• [DATA TO PROCESS]
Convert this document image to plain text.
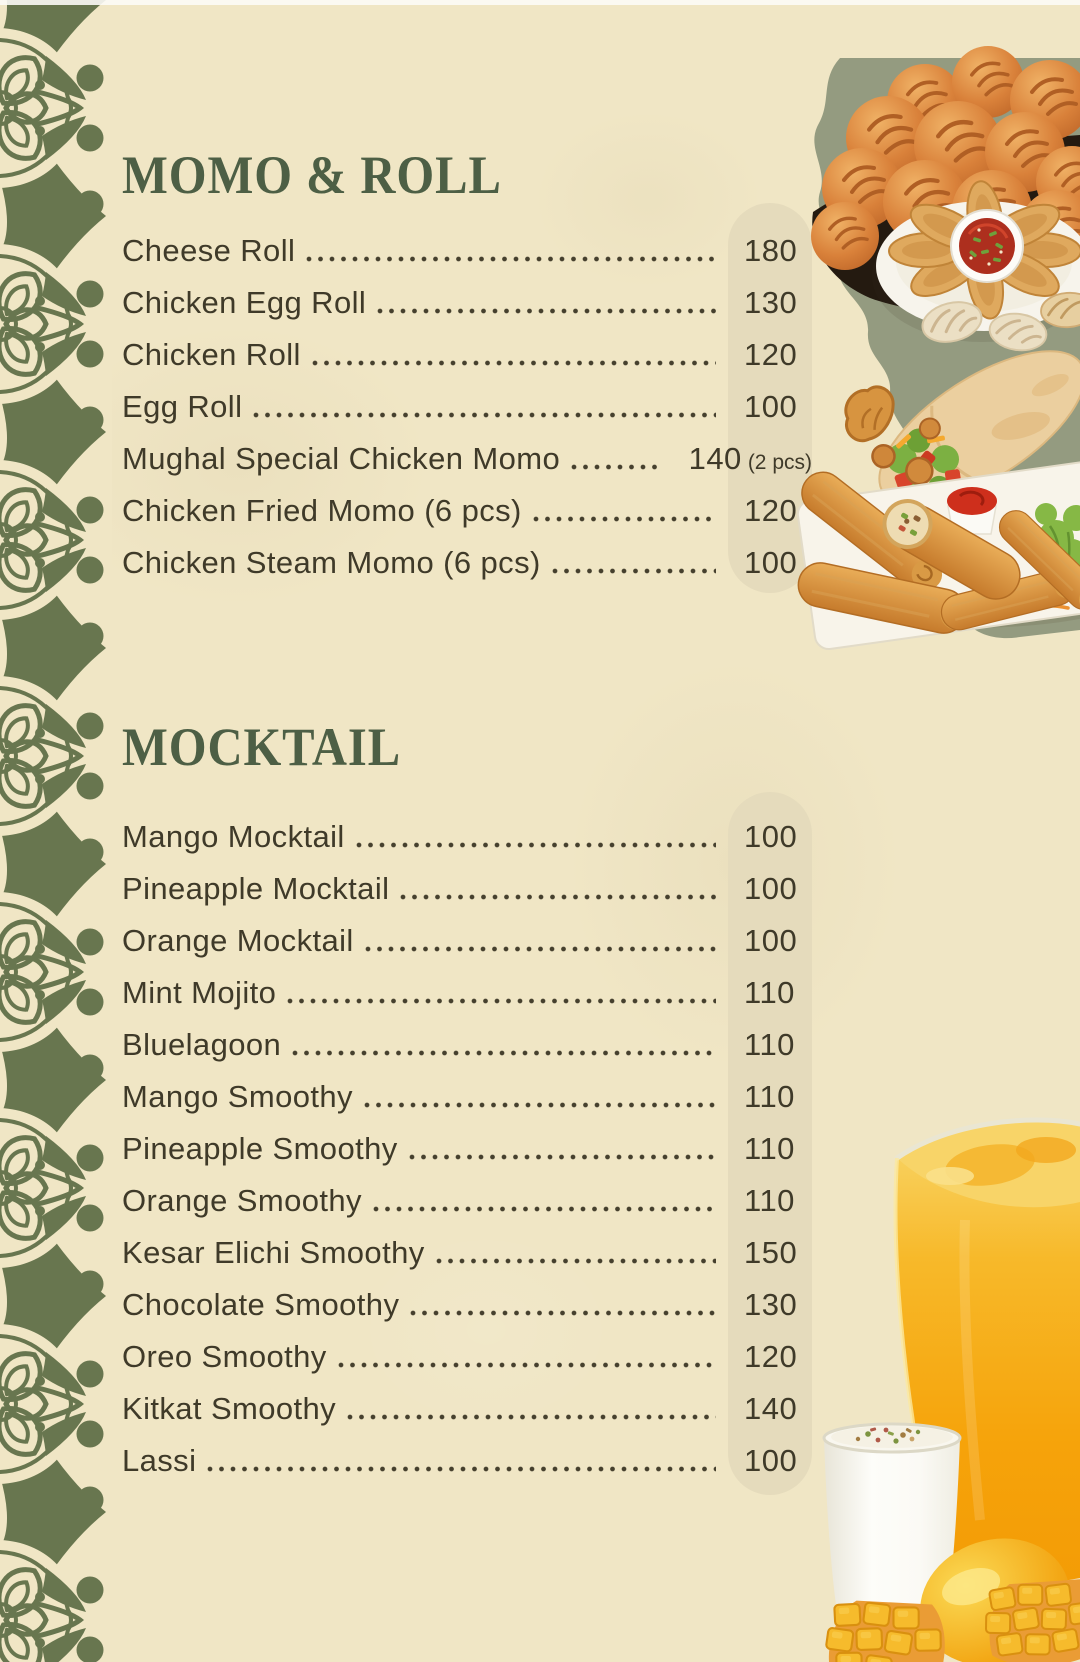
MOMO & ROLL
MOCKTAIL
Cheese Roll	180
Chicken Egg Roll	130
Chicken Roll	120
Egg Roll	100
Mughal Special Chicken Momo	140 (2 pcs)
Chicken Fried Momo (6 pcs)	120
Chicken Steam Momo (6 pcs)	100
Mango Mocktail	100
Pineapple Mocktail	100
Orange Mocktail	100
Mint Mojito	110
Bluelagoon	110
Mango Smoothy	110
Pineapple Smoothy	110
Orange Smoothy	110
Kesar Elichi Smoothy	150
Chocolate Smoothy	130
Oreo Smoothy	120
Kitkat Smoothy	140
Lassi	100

---

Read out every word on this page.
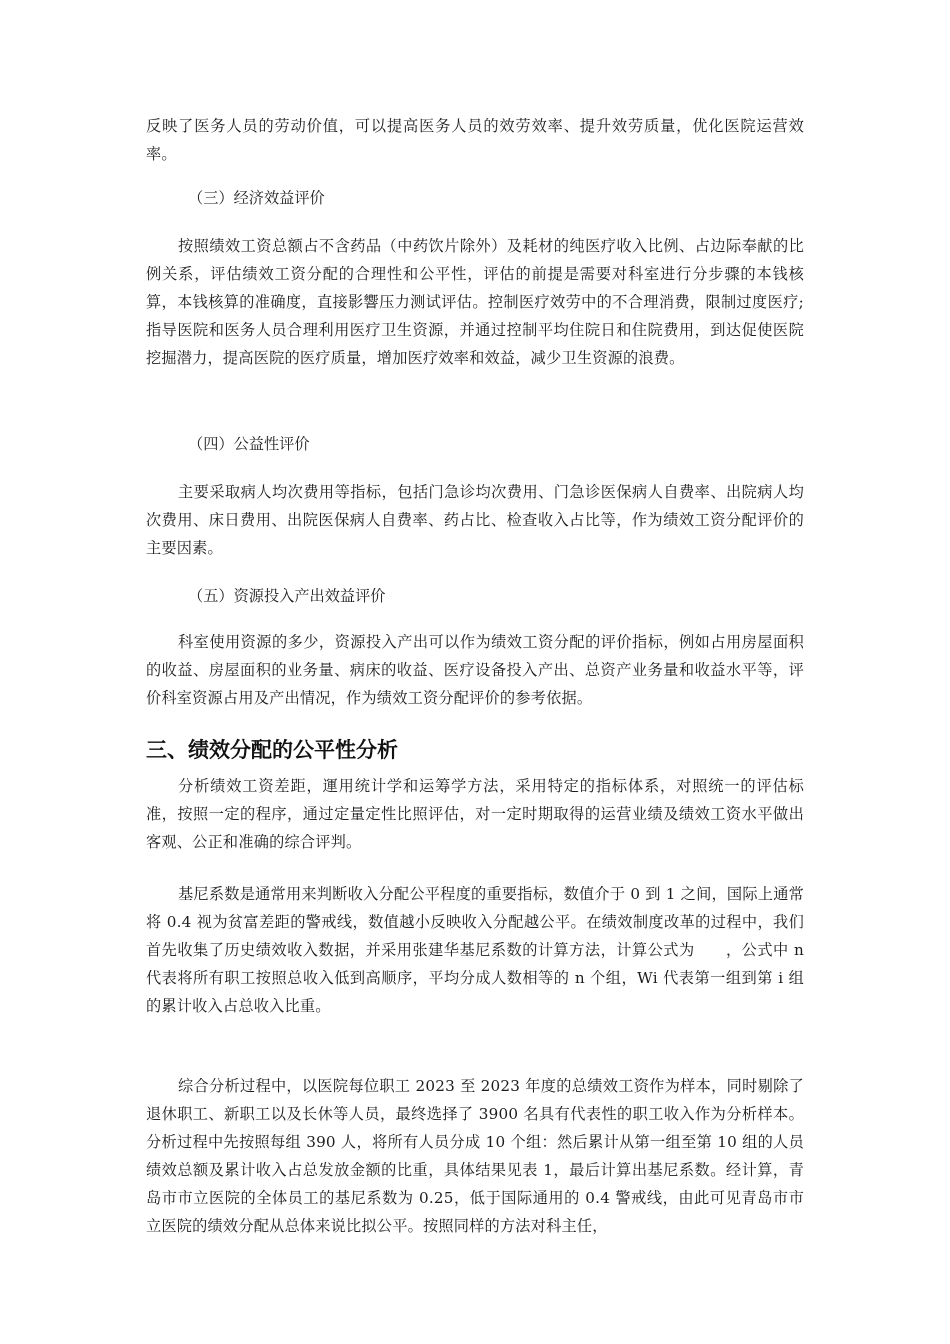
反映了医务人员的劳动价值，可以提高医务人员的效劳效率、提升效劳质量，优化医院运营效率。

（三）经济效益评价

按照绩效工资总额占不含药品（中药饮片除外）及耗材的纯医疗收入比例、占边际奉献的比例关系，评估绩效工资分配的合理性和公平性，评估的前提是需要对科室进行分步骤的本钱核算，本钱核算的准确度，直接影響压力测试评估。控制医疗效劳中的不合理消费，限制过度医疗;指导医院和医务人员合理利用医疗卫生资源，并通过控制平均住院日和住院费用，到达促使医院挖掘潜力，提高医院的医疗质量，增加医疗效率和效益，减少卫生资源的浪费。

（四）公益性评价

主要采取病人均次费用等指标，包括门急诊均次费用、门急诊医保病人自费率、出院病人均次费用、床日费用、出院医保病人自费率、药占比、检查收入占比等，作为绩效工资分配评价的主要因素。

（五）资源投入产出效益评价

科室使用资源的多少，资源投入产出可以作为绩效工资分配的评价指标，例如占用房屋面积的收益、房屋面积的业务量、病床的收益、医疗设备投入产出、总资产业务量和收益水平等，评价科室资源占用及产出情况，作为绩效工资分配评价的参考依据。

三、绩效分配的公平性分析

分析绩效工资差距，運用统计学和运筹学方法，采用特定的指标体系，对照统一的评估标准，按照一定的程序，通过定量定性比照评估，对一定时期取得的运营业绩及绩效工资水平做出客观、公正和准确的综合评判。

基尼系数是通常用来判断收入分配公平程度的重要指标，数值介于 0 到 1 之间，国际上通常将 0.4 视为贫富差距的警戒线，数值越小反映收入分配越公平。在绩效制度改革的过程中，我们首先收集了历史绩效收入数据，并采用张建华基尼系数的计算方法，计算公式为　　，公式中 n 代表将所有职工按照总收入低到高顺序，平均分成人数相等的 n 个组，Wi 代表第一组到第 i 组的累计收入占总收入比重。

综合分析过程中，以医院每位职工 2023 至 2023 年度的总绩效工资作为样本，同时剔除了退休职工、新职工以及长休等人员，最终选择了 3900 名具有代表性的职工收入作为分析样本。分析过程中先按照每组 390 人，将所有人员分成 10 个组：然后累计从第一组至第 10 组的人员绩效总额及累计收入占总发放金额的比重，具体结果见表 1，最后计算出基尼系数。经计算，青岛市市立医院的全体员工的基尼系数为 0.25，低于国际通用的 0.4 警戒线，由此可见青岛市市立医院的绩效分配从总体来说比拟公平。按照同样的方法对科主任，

• [WHAT TO WORK ON]
Examine the records and pull out every line where the string "Orange" occurs.

• [SOLUTION FOR THIS TASK]
Orange Mocktail	100
Orange Smoothy	110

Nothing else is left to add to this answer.